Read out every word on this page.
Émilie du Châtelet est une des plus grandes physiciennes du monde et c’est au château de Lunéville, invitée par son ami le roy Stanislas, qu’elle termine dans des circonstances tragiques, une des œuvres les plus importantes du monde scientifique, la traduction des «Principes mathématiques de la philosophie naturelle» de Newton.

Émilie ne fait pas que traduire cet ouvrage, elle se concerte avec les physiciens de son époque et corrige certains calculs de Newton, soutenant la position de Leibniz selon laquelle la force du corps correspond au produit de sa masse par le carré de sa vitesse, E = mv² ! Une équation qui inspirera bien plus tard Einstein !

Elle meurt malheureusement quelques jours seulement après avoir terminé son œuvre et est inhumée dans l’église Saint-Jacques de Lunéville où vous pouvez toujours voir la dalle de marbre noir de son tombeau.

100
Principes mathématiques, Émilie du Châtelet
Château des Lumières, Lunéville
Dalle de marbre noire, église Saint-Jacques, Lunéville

Task goal => Using the data above, return each line exactly as written.

The result =>
Read out every word on this page.
Émilie du Châtelet est une des plus grandes physiciennes du monde et c’est au château de Lunéville, invitée par son ami le roy Stanislas, qu’elle termine dans des circonstances tragiques, une des œuvres les plus importantes du monde scientifique, la traduction des «Principes mathématiques de la philosophie naturelle» de Newton.

Émilie ne fait pas que traduire cet ouvrage, elle se concerte avec les physiciens de son époque et corrige certains calculs de Newton, soutenant la position de Leibniz selon laquelle la force du corps correspond au produit de sa masse par le carré de sa vitesse, E = mv² ! Une équation qui inspirera bien plus tard Einstein !

Elle meurt malheureusement quelques jours seulement après avoir terminé son œuvre et est inhumée dans l’église Saint-Jacques de Lunéville où vous pouvez toujours voir la dalle de marbre noir de son tombeau.

100
Principes mathématiques, Émilie du Châtelet
Château des Lumières, Lunéville
Dalle de marbre noire, église Saint-Jacques, Lunéville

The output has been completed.